EXERCISE REQUIREMENTS: Each line of the material must be repeated precisely, with the pictures left out.

Dataset rows
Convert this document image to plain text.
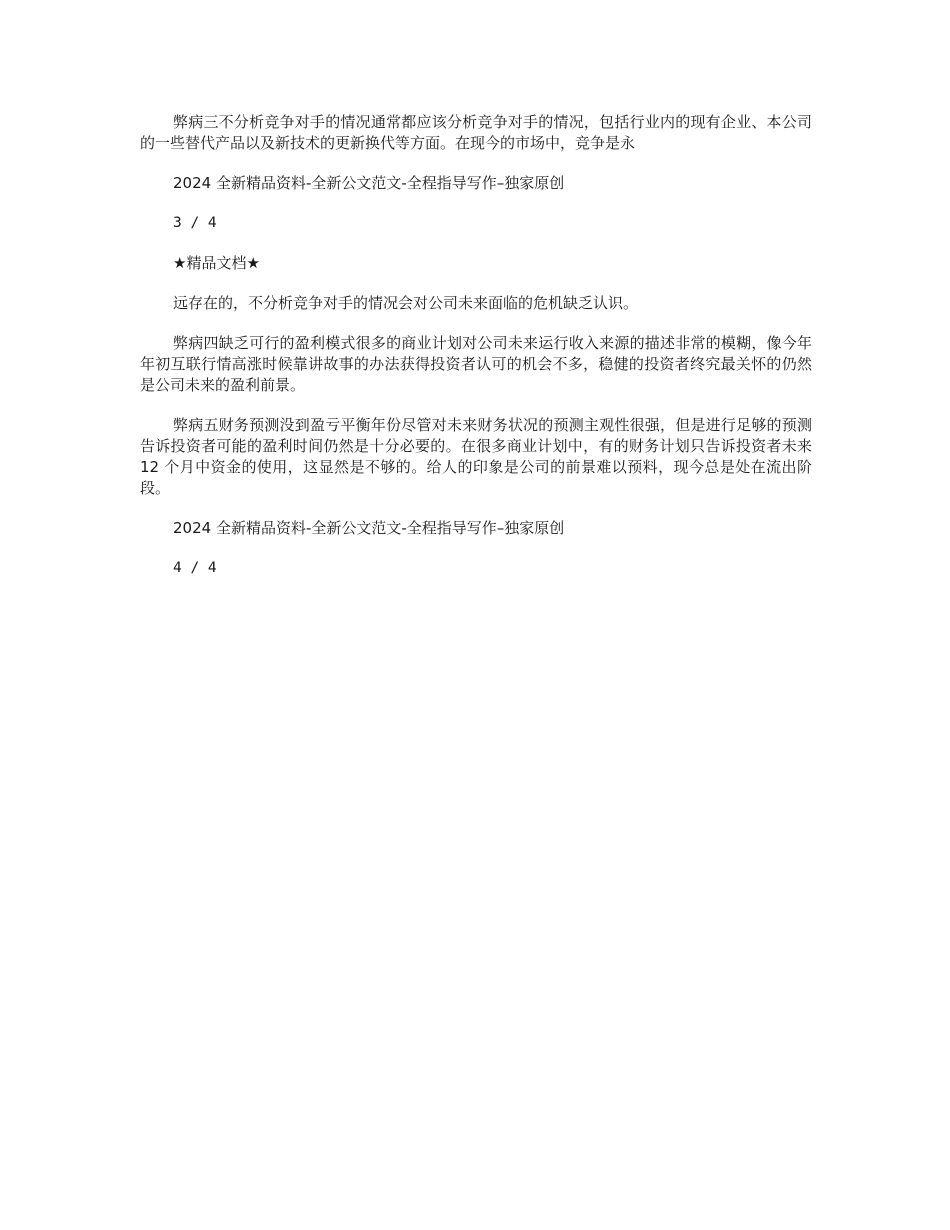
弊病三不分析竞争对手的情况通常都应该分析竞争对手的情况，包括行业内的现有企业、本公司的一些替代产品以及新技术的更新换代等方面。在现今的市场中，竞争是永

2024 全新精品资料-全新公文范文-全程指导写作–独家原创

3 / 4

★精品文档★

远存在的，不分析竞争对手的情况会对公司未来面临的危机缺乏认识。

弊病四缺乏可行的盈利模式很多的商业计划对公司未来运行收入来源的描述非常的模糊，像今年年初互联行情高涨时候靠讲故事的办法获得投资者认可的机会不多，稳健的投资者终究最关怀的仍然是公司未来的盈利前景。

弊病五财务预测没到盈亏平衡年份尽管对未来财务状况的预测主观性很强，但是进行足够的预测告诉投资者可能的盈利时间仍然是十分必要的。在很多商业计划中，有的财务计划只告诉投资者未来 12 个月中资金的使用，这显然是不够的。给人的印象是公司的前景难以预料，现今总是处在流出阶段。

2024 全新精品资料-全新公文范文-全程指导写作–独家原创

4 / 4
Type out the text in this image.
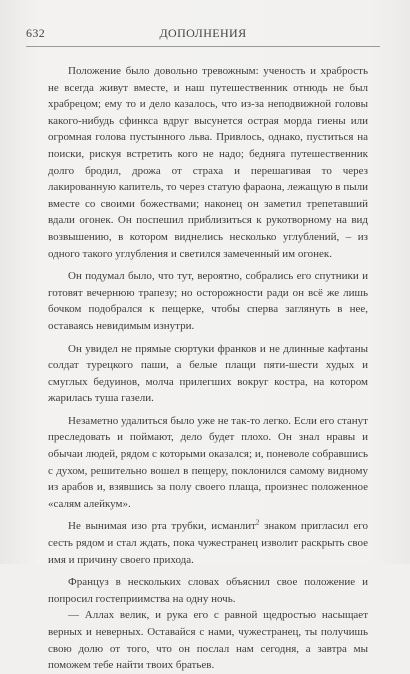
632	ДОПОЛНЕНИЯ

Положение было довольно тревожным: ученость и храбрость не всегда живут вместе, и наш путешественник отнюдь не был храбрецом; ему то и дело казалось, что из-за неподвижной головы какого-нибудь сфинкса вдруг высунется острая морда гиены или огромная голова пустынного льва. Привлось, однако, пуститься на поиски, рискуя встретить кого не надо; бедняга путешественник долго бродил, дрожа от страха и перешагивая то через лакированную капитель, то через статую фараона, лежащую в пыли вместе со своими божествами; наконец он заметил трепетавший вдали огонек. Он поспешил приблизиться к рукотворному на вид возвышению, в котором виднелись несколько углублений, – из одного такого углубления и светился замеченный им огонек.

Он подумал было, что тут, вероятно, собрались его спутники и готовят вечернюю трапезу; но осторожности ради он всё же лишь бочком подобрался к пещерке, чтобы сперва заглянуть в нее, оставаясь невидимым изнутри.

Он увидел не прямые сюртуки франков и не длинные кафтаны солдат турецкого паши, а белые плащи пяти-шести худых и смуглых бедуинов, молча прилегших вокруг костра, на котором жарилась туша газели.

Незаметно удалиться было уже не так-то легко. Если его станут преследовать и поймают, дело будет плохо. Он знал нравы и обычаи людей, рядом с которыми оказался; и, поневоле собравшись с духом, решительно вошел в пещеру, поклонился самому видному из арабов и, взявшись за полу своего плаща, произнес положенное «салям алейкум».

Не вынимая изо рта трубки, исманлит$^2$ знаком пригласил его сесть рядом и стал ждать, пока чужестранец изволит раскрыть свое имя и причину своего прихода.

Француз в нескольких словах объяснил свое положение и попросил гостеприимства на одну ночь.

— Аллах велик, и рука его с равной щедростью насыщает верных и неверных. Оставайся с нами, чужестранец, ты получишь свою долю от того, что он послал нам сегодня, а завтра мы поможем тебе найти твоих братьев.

SOLUTION:
Convert this document image to plain text.
弊病三不分析竞争对手的情况通常都应该分析竞争对手的情况，包括行业内的现有企业、本公司的一些替代产品以及新技术的更新换代等方面。在现今的市场中，竞争是永

2024 全新精品资料-全新公文范文-全程指导写作–独家原创

3 / 4

★精品文档★

远存在的，不分析竞争对手的情况会对公司未来面临的危机缺乏认识。

弊病四缺乏可行的盈利模式很多的商业计划对公司未来运行收入来源的描述非常的模糊，像今年年初互联行情高涨时候靠讲故事的办法获得投资者认可的机会不多，稳健的投资者终究最关怀的仍然是公司未来的盈利前景。

弊病五财务预测没到盈亏平衡年份尽管对未来财务状况的预测主观性很强，但是进行足够的预测告诉投资者可能的盈利时间仍然是十分必要的。在很多商业计划中，有的财务计划只告诉投资者未来 12 个月中资金的使用，这显然是不够的。给人的印象是公司的前景难以预料，现今总是处在流出阶段。

2024 全新精品资料-全新公文范文-全程指导写作–独家原创

4 / 4
Type out the text in this image.
632	ДОПОЛНЕНИЯ

Положение было довольно тревожным: ученость и храбрость не всегда живут вместе, и наш путешественник отнюдь не был храбрецом; ему то и дело казалось, что из-за неподвижной головы какого-нибудь сфинкса вдруг высунется острая морда гиены или огромная голова пустынного льва. Привлось, однако, пуститься на поиски, рискуя встретить кого не надо; бедняга путешественник долго бродил, дрожа от страха и перешагивая то через лакированную капитель, то через статую фараона, лежащую в пыли вместе со своими божествами; наконец он заметил трепетавший вдали огонек. Он поспешил приблизиться к рукотворному на вид возвышению, в котором виднелись несколько углублений, – из одного такого углубления и светился замеченный им огонек.

Он подумал было, что тут, вероятно, собрались его спутники и готовят вечернюю трапезу; но осторожности ради он всё же лишь бочком подобрался к пещерке, чтобы сперва заглянуть в нее, оставаясь невидимым изнутри.

Он увидел не прямые сюртуки франков и не длинные кафтаны солдат турецкого паши, а белые плащи пяти-шести худых и смуглых бедуинов, молча прилегших вокруг костра, на котором жарилась туша газели.

Незаметно удалиться было уже не так-то легко. Если его станут преследовать и поймают, дело будет плохо. Он знал нравы и обычаи людей, рядом с которыми оказался; и, поневоле собравшись с духом, решительно вошел в пещеру, поклонился самому видному из арабов и, взявшись за полу своего плаща, произнес положенное «салям алейкум».

Не вынимая изо рта трубки, исманлит$^2$ знаком пригласил его сесть рядом и стал ждать, пока чужестранец изволит раскрыть свое имя и причину своего прихода.

Француз в нескольких словах объяснил свое положение и попросил гостеприимства на одну ночь.

— Аллах велик, и рука его с равной щедростью насыщает верных и неверных. Оставайся с нами, чужестранец, ты получишь свою долю от того, что он послал нам сегодня, а завтра мы поможем тебе найти твоих братьев.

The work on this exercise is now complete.